Excerpt from a dataset
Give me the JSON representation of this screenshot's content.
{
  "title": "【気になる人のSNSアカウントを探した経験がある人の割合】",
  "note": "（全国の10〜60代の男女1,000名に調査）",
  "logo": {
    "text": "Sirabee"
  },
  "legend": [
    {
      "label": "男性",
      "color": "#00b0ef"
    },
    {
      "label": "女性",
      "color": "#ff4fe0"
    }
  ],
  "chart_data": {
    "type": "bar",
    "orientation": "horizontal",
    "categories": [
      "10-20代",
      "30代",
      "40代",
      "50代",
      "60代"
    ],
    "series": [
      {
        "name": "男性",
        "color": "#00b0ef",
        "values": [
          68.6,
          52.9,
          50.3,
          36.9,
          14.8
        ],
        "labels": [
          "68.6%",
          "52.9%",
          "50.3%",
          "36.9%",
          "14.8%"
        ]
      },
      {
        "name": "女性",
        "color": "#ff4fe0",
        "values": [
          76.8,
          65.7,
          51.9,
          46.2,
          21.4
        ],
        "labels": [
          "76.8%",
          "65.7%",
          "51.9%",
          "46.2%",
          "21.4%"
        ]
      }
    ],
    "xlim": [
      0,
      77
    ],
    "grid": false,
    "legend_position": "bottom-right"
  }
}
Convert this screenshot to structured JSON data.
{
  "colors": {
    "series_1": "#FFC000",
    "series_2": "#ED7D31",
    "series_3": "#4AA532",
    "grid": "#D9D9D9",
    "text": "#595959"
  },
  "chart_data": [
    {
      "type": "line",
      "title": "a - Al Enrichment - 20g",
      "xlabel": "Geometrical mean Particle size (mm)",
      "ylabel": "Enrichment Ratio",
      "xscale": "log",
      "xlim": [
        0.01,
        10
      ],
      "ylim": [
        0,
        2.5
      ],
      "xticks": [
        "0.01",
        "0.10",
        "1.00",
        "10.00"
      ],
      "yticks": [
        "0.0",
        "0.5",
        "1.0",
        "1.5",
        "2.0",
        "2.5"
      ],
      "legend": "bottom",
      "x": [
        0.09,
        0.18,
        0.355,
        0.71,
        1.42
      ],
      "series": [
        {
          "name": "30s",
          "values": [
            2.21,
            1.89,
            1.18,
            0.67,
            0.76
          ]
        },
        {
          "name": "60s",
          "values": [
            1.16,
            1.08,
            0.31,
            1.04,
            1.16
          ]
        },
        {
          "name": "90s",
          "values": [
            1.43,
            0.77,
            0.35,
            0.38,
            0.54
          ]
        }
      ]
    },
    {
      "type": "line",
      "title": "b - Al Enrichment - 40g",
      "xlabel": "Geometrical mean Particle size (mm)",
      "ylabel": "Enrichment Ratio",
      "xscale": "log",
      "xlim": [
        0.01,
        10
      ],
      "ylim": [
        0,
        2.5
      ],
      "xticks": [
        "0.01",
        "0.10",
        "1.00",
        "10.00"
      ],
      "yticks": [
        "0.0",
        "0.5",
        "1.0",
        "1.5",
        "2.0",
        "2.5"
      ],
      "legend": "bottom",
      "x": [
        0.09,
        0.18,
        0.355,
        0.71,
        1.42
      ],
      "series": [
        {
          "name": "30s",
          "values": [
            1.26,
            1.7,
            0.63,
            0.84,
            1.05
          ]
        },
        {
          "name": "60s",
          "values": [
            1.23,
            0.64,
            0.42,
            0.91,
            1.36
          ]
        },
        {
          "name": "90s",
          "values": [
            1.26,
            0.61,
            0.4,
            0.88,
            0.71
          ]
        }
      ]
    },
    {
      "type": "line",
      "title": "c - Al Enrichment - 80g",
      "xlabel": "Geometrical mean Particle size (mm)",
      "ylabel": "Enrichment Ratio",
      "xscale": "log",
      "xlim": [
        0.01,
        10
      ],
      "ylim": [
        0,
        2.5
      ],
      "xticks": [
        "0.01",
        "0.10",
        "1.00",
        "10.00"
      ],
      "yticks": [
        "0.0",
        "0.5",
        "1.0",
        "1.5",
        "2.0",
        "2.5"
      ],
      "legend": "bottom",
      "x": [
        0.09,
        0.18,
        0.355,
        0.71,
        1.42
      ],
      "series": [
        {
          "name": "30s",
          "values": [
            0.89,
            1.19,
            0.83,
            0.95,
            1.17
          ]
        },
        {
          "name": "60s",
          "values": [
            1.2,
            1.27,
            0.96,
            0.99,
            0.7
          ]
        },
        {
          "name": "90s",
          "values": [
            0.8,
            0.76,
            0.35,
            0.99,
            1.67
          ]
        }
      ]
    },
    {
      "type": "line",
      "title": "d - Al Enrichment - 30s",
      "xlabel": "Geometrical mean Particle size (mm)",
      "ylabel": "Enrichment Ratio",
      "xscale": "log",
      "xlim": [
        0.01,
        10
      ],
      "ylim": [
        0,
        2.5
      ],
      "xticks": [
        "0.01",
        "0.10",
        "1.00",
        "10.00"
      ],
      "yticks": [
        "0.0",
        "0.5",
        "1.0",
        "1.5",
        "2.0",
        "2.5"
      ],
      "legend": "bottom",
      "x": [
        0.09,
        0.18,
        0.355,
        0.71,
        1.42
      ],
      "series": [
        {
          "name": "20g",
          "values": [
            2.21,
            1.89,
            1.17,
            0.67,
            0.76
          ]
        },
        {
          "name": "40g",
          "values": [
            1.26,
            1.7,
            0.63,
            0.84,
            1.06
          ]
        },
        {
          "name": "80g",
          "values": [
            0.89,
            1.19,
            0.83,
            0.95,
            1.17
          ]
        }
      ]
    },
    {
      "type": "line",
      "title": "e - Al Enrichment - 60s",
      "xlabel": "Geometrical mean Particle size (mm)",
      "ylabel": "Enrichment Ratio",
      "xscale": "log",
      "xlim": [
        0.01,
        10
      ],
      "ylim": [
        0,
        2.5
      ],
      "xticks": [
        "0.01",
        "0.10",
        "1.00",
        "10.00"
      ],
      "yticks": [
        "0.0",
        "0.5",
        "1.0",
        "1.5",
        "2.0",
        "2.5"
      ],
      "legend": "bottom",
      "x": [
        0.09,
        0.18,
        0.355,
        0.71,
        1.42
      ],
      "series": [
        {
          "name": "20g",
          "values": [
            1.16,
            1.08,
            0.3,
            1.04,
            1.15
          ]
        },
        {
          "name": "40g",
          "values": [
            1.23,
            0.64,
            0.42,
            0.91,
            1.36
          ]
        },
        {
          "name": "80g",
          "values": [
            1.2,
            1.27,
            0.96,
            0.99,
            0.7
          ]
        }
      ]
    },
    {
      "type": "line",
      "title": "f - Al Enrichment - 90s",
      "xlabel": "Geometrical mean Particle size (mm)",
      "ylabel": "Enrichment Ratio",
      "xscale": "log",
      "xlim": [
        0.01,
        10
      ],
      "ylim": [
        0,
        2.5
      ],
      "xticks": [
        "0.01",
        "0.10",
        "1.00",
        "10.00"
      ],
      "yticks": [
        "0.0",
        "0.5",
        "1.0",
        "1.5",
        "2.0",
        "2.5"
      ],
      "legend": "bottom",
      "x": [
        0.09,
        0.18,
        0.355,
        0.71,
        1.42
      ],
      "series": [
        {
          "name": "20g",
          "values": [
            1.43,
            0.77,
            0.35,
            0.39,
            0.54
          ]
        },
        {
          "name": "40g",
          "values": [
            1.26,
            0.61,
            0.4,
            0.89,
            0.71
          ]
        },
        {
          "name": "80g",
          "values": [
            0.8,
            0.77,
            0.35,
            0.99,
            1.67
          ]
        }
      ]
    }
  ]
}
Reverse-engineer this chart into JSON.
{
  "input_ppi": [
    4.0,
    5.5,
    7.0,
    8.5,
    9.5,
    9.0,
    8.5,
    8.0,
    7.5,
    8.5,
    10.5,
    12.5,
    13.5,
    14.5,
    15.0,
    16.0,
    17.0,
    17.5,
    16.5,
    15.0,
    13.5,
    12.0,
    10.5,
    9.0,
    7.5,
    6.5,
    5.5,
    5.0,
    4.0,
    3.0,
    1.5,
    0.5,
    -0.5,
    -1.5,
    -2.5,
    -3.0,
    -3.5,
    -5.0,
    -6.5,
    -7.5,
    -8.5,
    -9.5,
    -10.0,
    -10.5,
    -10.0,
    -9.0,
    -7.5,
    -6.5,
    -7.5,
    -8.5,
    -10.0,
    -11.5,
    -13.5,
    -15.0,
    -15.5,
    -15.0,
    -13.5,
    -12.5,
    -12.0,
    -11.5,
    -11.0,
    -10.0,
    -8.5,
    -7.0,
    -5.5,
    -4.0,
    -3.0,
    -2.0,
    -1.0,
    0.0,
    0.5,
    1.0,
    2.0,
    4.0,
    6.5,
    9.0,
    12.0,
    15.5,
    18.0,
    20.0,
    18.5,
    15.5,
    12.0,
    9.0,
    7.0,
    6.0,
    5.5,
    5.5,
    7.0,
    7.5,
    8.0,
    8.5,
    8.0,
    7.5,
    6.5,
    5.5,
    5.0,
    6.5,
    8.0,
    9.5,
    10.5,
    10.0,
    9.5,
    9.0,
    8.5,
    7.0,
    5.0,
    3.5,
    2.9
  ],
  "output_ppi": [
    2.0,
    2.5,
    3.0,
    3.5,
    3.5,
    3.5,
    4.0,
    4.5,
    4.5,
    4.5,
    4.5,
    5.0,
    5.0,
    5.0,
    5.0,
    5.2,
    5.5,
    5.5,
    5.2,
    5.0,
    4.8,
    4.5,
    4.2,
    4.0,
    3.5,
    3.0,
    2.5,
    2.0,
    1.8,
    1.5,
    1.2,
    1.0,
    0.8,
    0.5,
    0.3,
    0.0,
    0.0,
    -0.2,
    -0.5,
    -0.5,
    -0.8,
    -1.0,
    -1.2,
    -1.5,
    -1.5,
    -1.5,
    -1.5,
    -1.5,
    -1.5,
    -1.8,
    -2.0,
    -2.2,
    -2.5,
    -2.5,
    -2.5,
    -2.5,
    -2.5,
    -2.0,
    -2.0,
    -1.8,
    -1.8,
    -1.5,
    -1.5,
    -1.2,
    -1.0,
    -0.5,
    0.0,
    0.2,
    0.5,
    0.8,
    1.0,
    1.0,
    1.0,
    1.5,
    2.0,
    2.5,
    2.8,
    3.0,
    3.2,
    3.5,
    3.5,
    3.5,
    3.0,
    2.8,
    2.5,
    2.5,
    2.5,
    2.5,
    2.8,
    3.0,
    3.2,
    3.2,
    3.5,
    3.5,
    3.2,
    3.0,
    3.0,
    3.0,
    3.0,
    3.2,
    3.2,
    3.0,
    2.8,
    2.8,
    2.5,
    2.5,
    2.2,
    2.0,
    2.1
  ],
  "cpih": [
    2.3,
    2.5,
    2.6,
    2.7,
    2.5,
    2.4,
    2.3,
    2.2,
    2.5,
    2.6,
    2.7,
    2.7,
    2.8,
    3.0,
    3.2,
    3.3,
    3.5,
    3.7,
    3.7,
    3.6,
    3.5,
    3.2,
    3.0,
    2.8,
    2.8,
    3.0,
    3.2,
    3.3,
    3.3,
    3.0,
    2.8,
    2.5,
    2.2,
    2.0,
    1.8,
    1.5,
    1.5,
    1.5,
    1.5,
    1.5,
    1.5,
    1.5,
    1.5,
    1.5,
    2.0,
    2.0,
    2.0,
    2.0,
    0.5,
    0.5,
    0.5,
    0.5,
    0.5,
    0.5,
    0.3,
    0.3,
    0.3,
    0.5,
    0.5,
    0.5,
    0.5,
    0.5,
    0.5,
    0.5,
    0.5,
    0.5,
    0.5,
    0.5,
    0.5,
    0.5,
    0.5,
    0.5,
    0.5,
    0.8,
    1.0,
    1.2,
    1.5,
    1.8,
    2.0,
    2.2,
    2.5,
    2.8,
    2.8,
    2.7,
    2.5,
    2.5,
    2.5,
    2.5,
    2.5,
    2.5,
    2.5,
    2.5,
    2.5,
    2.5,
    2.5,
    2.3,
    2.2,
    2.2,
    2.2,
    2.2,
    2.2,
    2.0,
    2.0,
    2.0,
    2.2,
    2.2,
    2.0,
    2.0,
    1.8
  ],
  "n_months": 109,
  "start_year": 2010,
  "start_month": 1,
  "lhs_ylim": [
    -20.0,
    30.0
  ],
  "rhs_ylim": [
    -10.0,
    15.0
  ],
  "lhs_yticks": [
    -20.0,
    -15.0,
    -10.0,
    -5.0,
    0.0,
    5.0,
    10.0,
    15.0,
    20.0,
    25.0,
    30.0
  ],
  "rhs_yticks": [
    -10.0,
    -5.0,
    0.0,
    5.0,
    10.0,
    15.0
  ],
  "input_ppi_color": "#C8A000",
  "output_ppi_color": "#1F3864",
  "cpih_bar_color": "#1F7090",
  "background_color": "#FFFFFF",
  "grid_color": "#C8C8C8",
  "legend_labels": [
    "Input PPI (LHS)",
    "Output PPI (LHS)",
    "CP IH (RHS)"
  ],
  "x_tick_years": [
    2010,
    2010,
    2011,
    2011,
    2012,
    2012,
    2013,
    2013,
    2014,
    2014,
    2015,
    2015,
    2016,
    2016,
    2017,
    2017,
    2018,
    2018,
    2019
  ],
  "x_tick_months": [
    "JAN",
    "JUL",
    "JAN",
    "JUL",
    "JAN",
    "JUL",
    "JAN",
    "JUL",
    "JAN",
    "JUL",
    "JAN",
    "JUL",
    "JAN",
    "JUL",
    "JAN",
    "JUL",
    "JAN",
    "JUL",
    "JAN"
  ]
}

## DIRECTIONS:
Scan the material and collect every line that contains "title".

## WRITTEN RESPONSE:
  "title": "【気になる人のSNSアカウントを探した経験がある人の割合】",
      "title": "a - Al Enrichment - 20g",
      "title": "b - Al Enrichment - 40g",
      "title": "c - Al Enrichment - 80g",
      "title": "d - Al Enrichment - 30s",
      "title": "e - Al Enrichment - 60s",
      "title": "f - Al Enrichment - 90s",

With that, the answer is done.